■ Task description: Please repeat all of the lines that follow, exactly as written.

### Provided data

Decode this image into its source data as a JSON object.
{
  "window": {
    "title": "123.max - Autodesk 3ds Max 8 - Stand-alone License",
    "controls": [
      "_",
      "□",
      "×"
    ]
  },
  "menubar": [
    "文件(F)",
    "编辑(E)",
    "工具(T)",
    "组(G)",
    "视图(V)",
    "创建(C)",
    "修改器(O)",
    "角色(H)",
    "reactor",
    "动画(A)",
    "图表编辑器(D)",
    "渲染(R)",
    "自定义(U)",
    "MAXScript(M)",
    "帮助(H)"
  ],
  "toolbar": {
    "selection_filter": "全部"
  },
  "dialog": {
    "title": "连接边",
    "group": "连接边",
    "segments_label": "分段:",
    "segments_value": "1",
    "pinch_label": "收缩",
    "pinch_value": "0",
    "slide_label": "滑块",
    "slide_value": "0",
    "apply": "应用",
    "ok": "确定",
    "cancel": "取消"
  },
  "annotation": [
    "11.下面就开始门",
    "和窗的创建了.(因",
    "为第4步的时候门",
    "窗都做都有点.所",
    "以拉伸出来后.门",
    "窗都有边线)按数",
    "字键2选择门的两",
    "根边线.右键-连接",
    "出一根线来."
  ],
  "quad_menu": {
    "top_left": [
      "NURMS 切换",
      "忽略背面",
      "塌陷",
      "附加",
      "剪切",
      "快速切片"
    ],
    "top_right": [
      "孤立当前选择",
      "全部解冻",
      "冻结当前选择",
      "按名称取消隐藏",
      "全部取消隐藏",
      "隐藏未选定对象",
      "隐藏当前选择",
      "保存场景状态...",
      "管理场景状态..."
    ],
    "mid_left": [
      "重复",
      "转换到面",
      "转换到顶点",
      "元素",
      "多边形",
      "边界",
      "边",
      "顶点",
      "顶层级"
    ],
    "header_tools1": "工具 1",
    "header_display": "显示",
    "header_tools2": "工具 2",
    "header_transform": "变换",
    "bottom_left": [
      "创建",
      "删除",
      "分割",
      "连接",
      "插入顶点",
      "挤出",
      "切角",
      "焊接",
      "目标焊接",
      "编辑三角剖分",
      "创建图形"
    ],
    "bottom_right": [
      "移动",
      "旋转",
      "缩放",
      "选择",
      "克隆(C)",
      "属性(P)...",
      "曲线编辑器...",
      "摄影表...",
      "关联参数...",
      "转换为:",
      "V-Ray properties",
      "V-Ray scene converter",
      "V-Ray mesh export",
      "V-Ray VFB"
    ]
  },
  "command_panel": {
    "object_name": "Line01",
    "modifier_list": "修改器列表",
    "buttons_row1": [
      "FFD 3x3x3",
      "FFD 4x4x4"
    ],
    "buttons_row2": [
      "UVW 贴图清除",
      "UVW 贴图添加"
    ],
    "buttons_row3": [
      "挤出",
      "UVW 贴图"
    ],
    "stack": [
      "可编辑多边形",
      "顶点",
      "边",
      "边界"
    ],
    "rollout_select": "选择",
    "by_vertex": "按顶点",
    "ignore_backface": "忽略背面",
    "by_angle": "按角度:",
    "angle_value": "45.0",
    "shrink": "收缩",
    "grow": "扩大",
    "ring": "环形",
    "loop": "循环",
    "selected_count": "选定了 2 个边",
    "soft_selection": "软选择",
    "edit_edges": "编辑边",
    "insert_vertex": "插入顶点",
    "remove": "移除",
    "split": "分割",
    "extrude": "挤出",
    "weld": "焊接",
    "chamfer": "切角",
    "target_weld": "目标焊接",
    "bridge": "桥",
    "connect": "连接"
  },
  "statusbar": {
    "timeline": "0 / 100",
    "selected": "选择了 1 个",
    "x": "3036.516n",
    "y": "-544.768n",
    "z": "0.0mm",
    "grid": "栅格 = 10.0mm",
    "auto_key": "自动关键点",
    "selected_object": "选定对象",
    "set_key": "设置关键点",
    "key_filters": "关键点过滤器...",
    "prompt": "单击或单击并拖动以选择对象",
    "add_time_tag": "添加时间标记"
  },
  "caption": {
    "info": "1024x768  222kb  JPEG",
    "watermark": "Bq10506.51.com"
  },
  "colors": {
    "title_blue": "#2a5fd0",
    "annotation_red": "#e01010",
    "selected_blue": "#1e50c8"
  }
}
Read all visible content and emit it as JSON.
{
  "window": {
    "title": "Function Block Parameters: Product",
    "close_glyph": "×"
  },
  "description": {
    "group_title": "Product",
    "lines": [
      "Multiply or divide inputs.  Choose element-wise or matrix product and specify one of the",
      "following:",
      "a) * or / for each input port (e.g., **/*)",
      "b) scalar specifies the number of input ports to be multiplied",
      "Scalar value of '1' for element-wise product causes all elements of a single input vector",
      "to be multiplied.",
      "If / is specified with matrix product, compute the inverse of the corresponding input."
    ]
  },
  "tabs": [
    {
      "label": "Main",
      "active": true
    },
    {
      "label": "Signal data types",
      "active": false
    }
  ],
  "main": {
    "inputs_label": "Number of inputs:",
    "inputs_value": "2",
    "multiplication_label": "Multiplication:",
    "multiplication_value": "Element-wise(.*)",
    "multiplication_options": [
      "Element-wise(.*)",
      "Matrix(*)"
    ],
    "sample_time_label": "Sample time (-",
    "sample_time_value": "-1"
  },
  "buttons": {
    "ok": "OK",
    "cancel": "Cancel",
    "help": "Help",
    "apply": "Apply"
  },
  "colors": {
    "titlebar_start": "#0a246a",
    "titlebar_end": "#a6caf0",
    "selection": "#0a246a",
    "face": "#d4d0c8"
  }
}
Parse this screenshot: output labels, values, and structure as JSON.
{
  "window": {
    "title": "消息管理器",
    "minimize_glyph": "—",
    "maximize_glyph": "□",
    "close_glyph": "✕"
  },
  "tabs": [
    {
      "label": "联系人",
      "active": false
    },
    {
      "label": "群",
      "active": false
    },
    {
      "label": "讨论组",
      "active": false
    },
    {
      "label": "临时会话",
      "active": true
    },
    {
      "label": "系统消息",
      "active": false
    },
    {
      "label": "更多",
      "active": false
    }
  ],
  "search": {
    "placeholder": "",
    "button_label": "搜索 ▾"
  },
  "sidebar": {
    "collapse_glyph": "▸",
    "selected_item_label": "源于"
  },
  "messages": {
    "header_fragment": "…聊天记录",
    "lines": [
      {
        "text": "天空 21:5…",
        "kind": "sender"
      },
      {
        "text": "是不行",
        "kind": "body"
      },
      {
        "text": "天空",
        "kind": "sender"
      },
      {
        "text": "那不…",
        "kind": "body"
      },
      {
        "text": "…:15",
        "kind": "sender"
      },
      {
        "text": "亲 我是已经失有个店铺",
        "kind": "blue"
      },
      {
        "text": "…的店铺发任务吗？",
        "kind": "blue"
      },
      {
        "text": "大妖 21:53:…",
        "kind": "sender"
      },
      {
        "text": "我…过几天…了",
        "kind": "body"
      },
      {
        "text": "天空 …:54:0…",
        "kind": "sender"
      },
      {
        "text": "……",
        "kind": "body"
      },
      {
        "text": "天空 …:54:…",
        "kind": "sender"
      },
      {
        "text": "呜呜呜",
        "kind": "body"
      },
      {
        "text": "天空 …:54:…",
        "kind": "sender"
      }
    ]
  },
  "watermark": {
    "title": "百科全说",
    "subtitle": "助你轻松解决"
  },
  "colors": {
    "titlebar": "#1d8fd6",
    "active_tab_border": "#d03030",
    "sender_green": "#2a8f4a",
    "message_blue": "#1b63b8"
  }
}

######

■ Reply to the task:
Decode this image into its source data as a JSON object.
{
  "window": {
    "title": "123.max - Autodesk 3ds Max 8 - Stand-alone License",
    "controls": [
      "_",
      "□",
      "×"
    ]
  },
  "menubar": [
    "文件(F)",
    "编辑(E)",
    "工具(T)",
    "组(G)",
    "视图(V)",
    "创建(C)",
    "修改器(O)",
    "角色(H)",
    "reactor",
    "动画(A)",
    "图表编辑器(D)",
    "渲染(R)",
    "自定义(U)",
    "MAXScript(M)",
    "帮助(H)"
  ],
  "toolbar": {
    "selection_filter": "全部"
  },
  "dialog": {
    "title": "连接边",
    "group": "连接边",
    "segments_label": "分段:",
    "segments_value": "1",
    "pinch_label": "收缩",
    "pinch_value": "0",
    "slide_label": "滑块",
    "slide_value": "0",
    "apply": "应用",
    "ok": "确定",
    "cancel": "取消"
  },
  "annotation": [
    "11.下面就开始门",
    "和窗的创建了.(因",
    "为第4步的时候门",
    "窗都做都有点.所",
    "以拉伸出来后.门",
    "窗都有边线)按数",
    "字键2选择门的两",
    "根边线.右键-连接",
    "出一根线来."
  ],
  "quad_menu": {
    "top_left": [
      "NURMS 切换",
      "忽略背面",
      "塌陷",
      "附加",
      "剪切",
      "快速切片"
    ],
    "top_right": [
      "孤立当前选择",
      "全部解冻",
      "冻结当前选择",
      "按名称取消隐藏",
      "全部取消隐藏",
      "隐藏未选定对象",
      "隐藏当前选择",
      "保存场景状态...",
      "管理场景状态..."
    ],
    "mid_left": [
      "重复",
      "转换到面",
      "转换到顶点",
      "元素",
      "多边形",
      "边界",
      "边",
      "顶点",
      "顶层级"
    ],
    "header_tools1": "工具 1",
    "header_display": "显示",
    "header_tools2": "工具 2",
    "header_transform": "变换",
    "bottom_left": [
      "创建",
      "删除",
      "分割",
      "连接",
      "插入顶点",
      "挤出",
      "切角",
      "焊接",
      "目标焊接",
      "编辑三角剖分",
      "创建图形"
    ],
    "bottom_right": [
      "移动",
      "旋转",
      "缩放",
      "选择",
      "克隆(C)",
      "属性(P)...",
      "曲线编辑器...",
      "摄影表...",
      "关联参数...",
      "转换为:",
      "V-Ray properties",
      "V-Ray scene converter",
      "V-Ray mesh export",
      "V-Ray VFB"
    ]
  },
  "command_panel": {
    "object_name": "Line01",
    "modifier_list": "修改器列表",
    "buttons_row1": [
      "FFD 3x3x3",
      "FFD 4x4x4"
    ],
    "buttons_row2": [
      "UVW 贴图清除",
      "UVW 贴图添加"
    ],
    "buttons_row3": [
      "挤出",
      "UVW 贴图"
    ],
    "stack": [
      "可编辑多边形",
      "顶点",
      "边",
      "边界"
    ],
    "rollout_select": "选择",
    "by_vertex": "按顶点",
    "ignore_backface": "忽略背面",
    "by_angle": "按角度:",
    "angle_value": "45.0",
    "shrink": "收缩",
    "grow": "扩大",
    "ring": "环形",
    "loop": "循环",
    "selected_count": "选定了 2 个边",
    "soft_selection": "软选择",
    "edit_edges": "编辑边",
    "insert_vertex": "插入顶点",
    "remove": "移除",
    "split": "分割",
    "extrude": "挤出",
    "weld": "焊接",
    "chamfer": "切角",
    "target_weld": "目标焊接",
    "bridge": "桥",
    "connect": "连接"
  },
  "statusbar": {
    "timeline": "0 / 100",
    "selected": "选择了 1 个",
    "x": "3036.516n",
    "y": "-544.768n",
    "z": "0.0mm",
    "grid": "栅格 = 10.0mm",
    "auto_key": "自动关键点",
    "selected_object": "选定对象",
    "set_key": "设置关键点",
    "key_filters": "关键点过滤器...",
    "prompt": "单击或单击并拖动以选择对象",
    "add_time_tag": "添加时间标记"
  },
  "caption": {
    "info": "1024x768  222kb  JPEG",
    "watermark": "Bq10506.51.com"
  },
  "colors": {
    "title_blue": "#2a5fd0",
    "annotation_red": "#e01010",
    "selected_blue": "#1e50c8"
  }
}
Read all visible content and emit it as JSON.
{
  "window": {
    "title": "Function Block Parameters: Product",
    "close_glyph": "×"
  },
  "description": {
    "group_title": "Product",
    "lines": [
      "Multiply or divide inputs.  Choose element-wise or matrix product and specify one of the",
      "following:",
      "a) * or / for each input port (e.g., **/*)",
      "b) scalar specifies the number of input ports to be multiplied",
      "Scalar value of '1' for element-wise product causes all elements of a single input vector",
      "to be multiplied.",
      "If / is specified with matrix product, compute the inverse of the corresponding input."
    ]
  },
  "tabs": [
    {
      "label": "Main",
      "active": true
    },
    {
      "label": "Signal data types",
      "active": false
    }
  ],
  "main": {
    "inputs_label": "Number of inputs:",
    "inputs_value": "2",
    "multiplication_label": "Multiplication:",
    "multiplication_value": "Element-wise(.*)",
    "multiplication_options": [
      "Element-wise(.*)",
      "Matrix(*)"
    ],
    "sample_time_label": "Sample time (-",
    "sample_time_value": "-1"
  },
  "buttons": {
    "ok": "OK",
    "cancel": "Cancel",
    "help": "Help",
    "apply": "Apply"
  },
  "colors": {
    "titlebar_start": "#0a246a",
    "titlebar_end": "#a6caf0",
    "selection": "#0a246a",
    "face": "#d4d0c8"
  }
}
Parse this screenshot: output labels, values, and structure as JSON.
{
  "window": {
    "title": "消息管理器",
    "minimize_glyph": "—",
    "maximize_glyph": "□",
    "close_glyph": "✕"
  },
  "tabs": [
    {
      "label": "联系人",
      "active": false
    },
    {
      "label": "群",
      "active": false
    },
    {
      "label": "讨论组",
      "active": false
    },
    {
      "label": "临时会话",
      "active": true
    },
    {
      "label": "系统消息",
      "active": false
    },
    {
      "label": "更多",
      "active": false
    }
  ],
  "search": {
    "placeholder": "",
    "button_label": "搜索 ▾"
  },
  "sidebar": {
    "collapse_glyph": "▸",
    "selected_item_label": "源于"
  },
  "messages": {
    "header_fragment": "…聊天记录",
    "lines": [
      {
        "text": "天空 21:5…",
        "kind": "sender"
      },
      {
        "text": "是不行",
        "kind": "body"
      },
      {
        "text": "天空",
        "kind": "sender"
      },
      {
        "text": "那不…",
        "kind": "body"
      },
      {
        "text": "…:15",
        "kind": "sender"
      },
      {
        "text": "亲 我是已经失有个店铺",
        "kind": "blue"
      },
      {
        "text": "…的店铺发任务吗？",
        "kind": "blue"
      },
      {
        "text": "大妖 21:53:…",
        "kind": "sender"
      },
      {
        "text": "我…过几天…了",
        "kind": "body"
      },
      {
        "text": "天空 …:54:0…",
        "kind": "sender"
      },
      {
        "text": "……",
        "kind": "body"
      },
      {
        "text": "天空 …:54:…",
        "kind": "sender"
      },
      {
        "text": "呜呜呜",
        "kind": "body"
      },
      {
        "text": "天空 …:54:…",
        "kind": "sender"
      }
    ]
  },
  "watermark": {
    "title": "百科全说",
    "subtitle": "助你轻松解决"
  },
  "colors": {
    "titlebar": "#1d8fd6",
    "active_tab_border": "#d03030",
    "sender_green": "#2a8f4a",
    "message_blue": "#1b63b8"
  }
}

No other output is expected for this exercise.